Exercise directions
Separate out the lines that hold "even".

Collection entries
**********

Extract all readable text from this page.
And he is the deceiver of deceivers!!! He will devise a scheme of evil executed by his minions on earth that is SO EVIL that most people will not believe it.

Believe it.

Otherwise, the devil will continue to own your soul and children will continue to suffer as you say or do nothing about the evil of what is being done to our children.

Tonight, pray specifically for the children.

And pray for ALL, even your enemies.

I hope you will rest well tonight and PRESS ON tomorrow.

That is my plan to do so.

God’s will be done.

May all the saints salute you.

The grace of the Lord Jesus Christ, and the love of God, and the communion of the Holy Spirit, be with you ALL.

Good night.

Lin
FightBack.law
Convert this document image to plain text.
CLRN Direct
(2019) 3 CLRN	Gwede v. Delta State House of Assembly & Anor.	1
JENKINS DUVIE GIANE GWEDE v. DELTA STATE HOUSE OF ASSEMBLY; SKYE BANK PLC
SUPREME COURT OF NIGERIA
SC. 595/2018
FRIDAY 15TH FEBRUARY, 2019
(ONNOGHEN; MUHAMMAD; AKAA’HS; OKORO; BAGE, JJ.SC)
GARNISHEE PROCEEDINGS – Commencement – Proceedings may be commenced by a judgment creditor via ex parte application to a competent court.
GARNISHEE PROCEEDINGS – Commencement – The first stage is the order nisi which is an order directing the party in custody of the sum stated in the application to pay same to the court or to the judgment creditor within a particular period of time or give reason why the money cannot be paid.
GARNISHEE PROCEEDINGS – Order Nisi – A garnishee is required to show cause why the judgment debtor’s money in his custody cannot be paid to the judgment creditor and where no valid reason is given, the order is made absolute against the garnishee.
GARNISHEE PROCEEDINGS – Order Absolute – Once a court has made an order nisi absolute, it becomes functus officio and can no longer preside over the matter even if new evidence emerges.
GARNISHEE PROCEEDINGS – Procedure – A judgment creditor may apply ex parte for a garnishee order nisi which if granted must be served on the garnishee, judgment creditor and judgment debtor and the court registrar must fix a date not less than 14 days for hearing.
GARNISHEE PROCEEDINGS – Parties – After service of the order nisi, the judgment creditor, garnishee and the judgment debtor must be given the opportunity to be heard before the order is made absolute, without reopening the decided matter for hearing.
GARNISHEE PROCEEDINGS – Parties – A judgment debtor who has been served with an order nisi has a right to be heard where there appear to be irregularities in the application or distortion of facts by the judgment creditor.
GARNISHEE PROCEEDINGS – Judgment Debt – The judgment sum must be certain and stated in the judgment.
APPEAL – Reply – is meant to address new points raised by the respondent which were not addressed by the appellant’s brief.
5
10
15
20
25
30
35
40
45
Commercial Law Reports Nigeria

**********

The output
And pray for ALL, even your enemies.
GARNISHEE PROCEEDINGS – Order Absolute – Once a court has made an order nisi absolute, it becomes functus officio and can no longer preside over the matter even if new evidence emerges.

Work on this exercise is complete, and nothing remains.